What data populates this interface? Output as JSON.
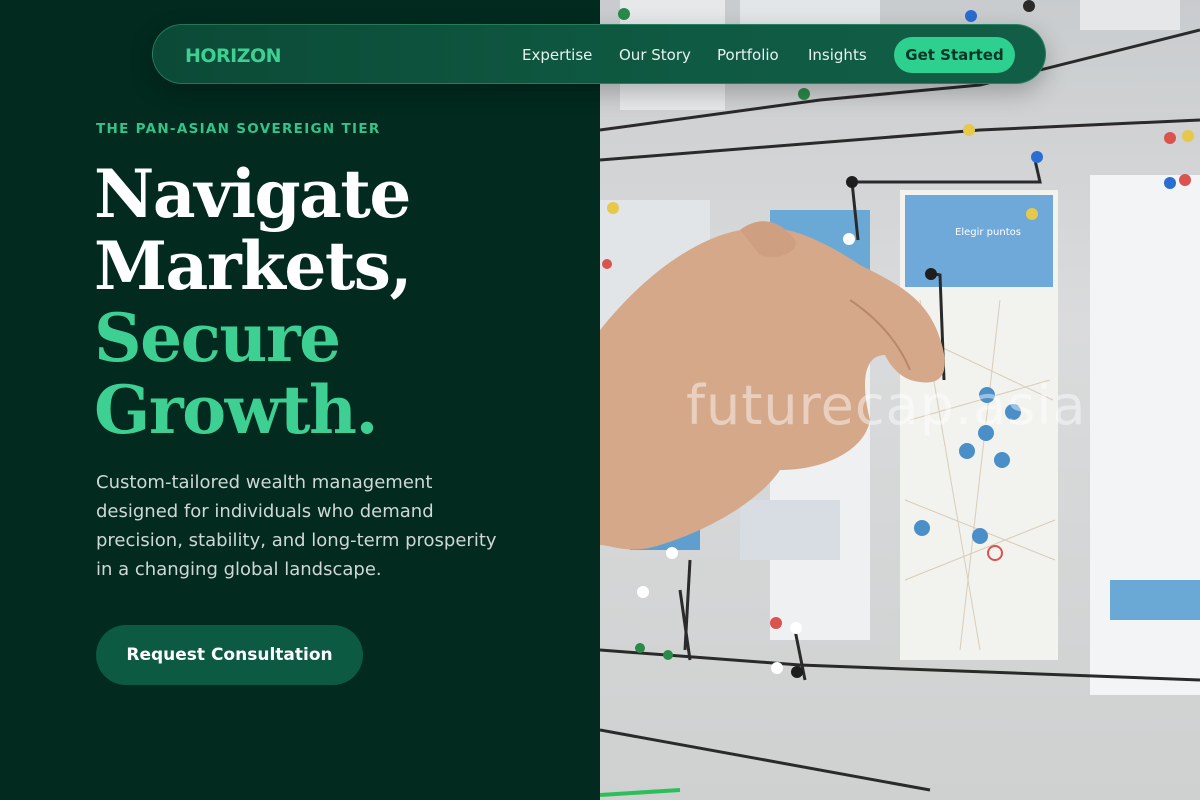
{
  "nav": {
    "logo": "HORIZON",
    "links": [
      "Expertise",
      "Our Story",
      "Portfolio",
      "Insights"
    ],
    "cta": "Get Started"
  },
  "hero": {
    "eyebrow": "THE PAN-ASIAN SOVEREIGN TIER",
    "headline_line1": "Navigate",
    "headline_line2": "Markets,",
    "headline_line3": "Secure",
    "headline_line4": "Growth.",
    "description": "Custom-tailored wealth management designed for individuals who demand precision, stability, and long-term prosperity in a changing global landscape.",
    "cta": "Request Consultation"
  },
  "photo": {
    "watermark": "futurecap.asia",
    "card_title": "Elegir puntos"
  },
  "colors": {
    "background": "#022a1f",
    "accent": "#3ecf93",
    "nav_bg": "#0f5a42",
    "cta_bg": "#0c5a41"
  }
}
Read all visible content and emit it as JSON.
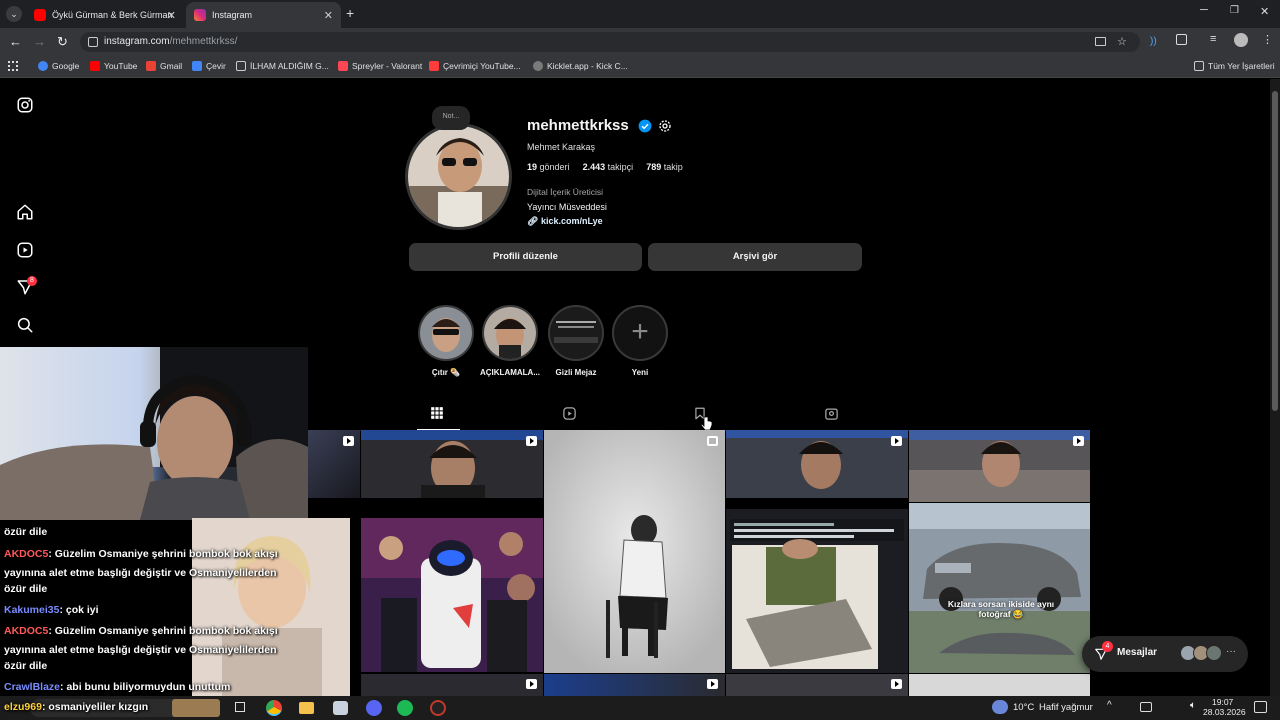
{
  "browser": {
    "tabs": [
      {
        "title": "Öykü Gürman & Berk Gürman",
        "favicon_color": "#ff0000"
      },
      {
        "title": "Instagram",
        "favicon_color": "#d62976"
      }
    ],
    "new_tab": "+",
    "url_host": "instagram.com",
    "url_path": "/mehmettkrkss/",
    "bookmarks": [
      {
        "label": "Google",
        "color": "#4285f4"
      },
      {
        "label": "YouTube",
        "color": "#ff0000"
      },
      {
        "label": "Gmail",
        "color": "#ea4335"
      },
      {
        "label": "Çevir",
        "color": "#4285f4"
      },
      {
        "label": "İLHAM ALDIĞIM G...",
        "color": "#cccccc"
      },
      {
        "label": "Spreyler - Valorant",
        "color": "#ff4655"
      },
      {
        "label": "Çevrimiçi YouTube...",
        "color": "#ff3b3b"
      },
      {
        "label": "Kicklet.app - Kick C...",
        "color": "#7a7a7a"
      }
    ],
    "all_bookmarks": "Tüm Yer İşaretleri"
  },
  "sidebar": {
    "notification_count": "8"
  },
  "profile": {
    "note": "Not...",
    "username": "mehmettkrkss",
    "full_name": "Mehmet Karakaş",
    "posts_count": "19",
    "posts_label": "gönderi",
    "followers_count": "2.443",
    "followers_label": "takipçi",
    "following_count": "789",
    "following_label": "takip",
    "category": "Dijital İçerik Üreticisi",
    "bio": "Yayıncı Müsveddesi",
    "link": "kick.com/nLye",
    "edit_button": "Profili düzenle",
    "archive_button": "Arşivi gör"
  },
  "highlights": [
    {
      "label": "Çıtır 🌯"
    },
    {
      "label": "AÇIKLAMALA..."
    },
    {
      "label": "Gizli Mejaz"
    },
    {
      "label": "Yeni"
    }
  ],
  "grid": {
    "post_caption": "Kızlara sorsan ikiside aynı fotoğraf 😂"
  },
  "messages": {
    "label": "Mesajlar",
    "badge": "4"
  },
  "overlay": {
    "chat": [
      {
        "user": "",
        "text": "özür dile"
      },
      {
        "user": "AKDOC5",
        "text": ": Güzelim Osmaniye şehrini bombok bok akışı"
      },
      {
        "user": "",
        "text": "yayınına alet etme başlığı değiştir ve Osmaniyelilerden"
      },
      {
        "user": "",
        "text": "özür dile"
      },
      {
        "user": "Kakumei35",
        "text": ": çok iyi"
      },
      {
        "user": "AKDOC5",
        "text": ": Güzelim Osmaniye şehrini bombok bok akışı"
      },
      {
        "user": "",
        "text": "yayınına alet etme başlığı değiştir ve Osmaniyelilerden"
      },
      {
        "user": "",
        "text": "özür dile"
      },
      {
        "user": "CrawlBlaze",
        "text": ": abi bunu biliyormuydun unuttum"
      },
      {
        "user": "elzu969",
        "text": ": osmaniyeliler kızgın"
      }
    ]
  },
  "taskbar": {
    "weather_temp": "10°C",
    "weather_desc": "Hafif yağmur",
    "time": "19:07",
    "date": "28.03.2026"
  }
}
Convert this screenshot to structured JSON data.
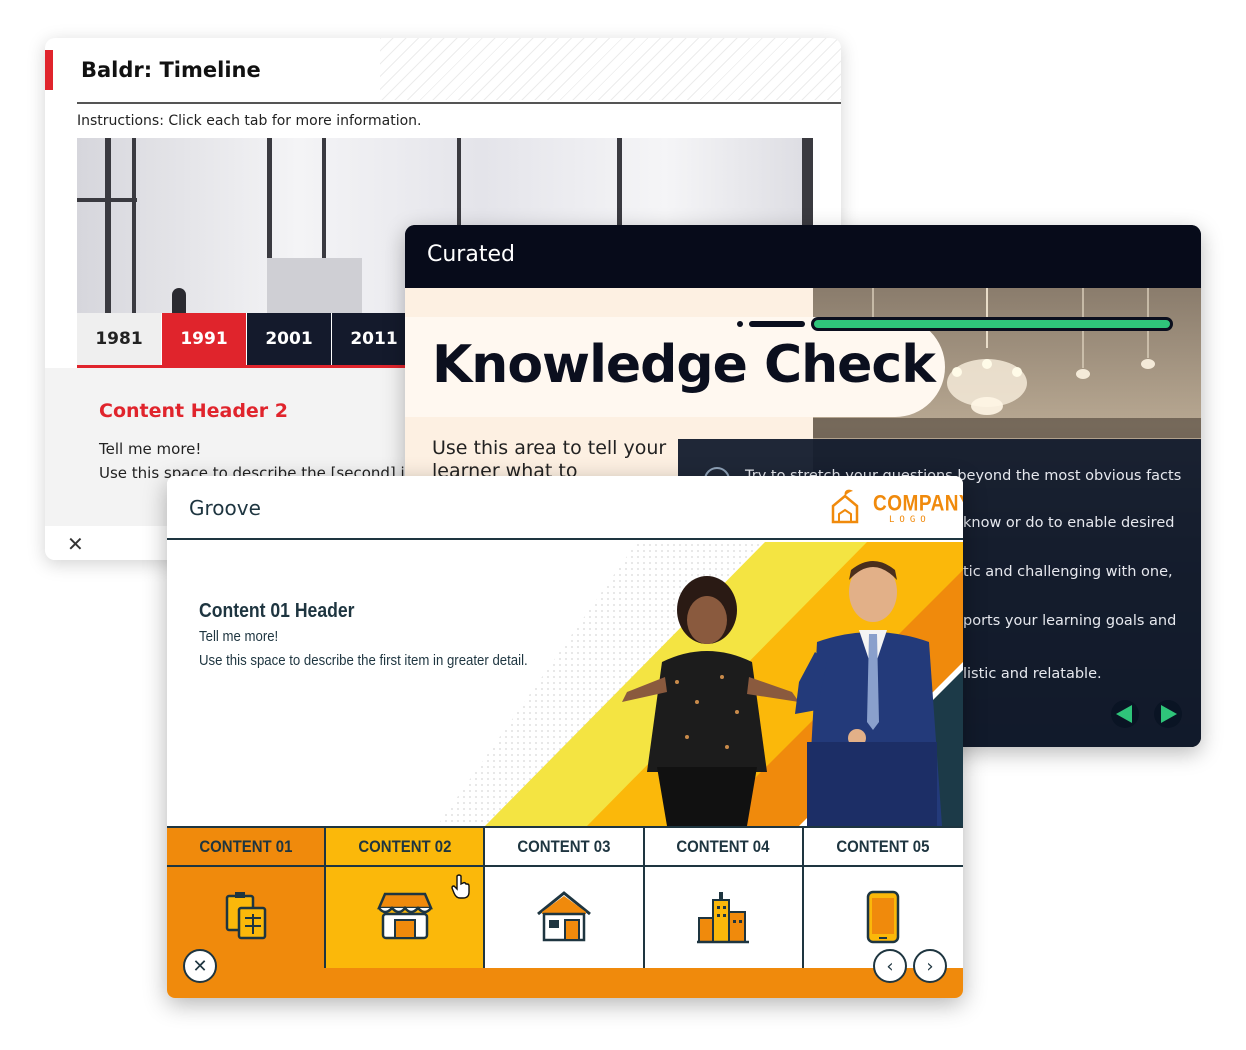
{
  "baldr": {
    "title": "Baldr: Timeline",
    "instructions": "Instructions: Click each tab for more information.",
    "tabs": [
      "1981",
      "1991",
      "2001",
      "2011"
    ],
    "active_tab": "1991",
    "content_header": "Content Header 2",
    "content_line1": "Tell me more!",
    "content_line2": "Use this space to describe the [second] ite",
    "close_icon": "close-icon",
    "accent_color": "#e0242c"
  },
  "curated": {
    "title": "Curated",
    "heading": "Knowledge Check",
    "body": "Use this area to tell your learner what to",
    "overlay_lines": [
      "Try to stretch your questions beyond the most obvious facts",
      "know or do to enable desired",
      "tic and challenging with one,",
      "ports your learning goals and",
      "listic and relatable."
    ],
    "nav_prev_icon": "triangle-left-icon",
    "nav_next_icon": "triangle-right-icon",
    "accent_color": "#2fc57a"
  },
  "groove": {
    "title": "Groove",
    "logo_text": "COMPANY",
    "logo_sub": "LOGO",
    "content_header": "Content 01 Header",
    "content_line1": "Tell me more!",
    "content_line2": "Use this space to describe the first item in greater detail.",
    "tabs": [
      {
        "label": "CONTENT 01",
        "icon": "blueprint-icon"
      },
      {
        "label": "CONTENT 02",
        "icon": "storefront-icon"
      },
      {
        "label": "CONTENT 03",
        "icon": "house-icon"
      },
      {
        "label": "CONTENT 04",
        "icon": "city-buildings-icon"
      },
      {
        "label": "CONTENT 05",
        "icon": "smartphone-icon"
      }
    ],
    "close_icon": "close-icon",
    "prev_icon": "chevron-left-icon",
    "next_icon": "chevron-right-icon",
    "accent_color": "#f08a0c",
    "secondary_color": "#fbb80a"
  }
}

————

Task statement — Filter the data for the string "chevron" and copy every line that has it.

Answer to this task —
    "prev_icon": "chevron-left-icon",
    "next_icon": "chevron-right-icon",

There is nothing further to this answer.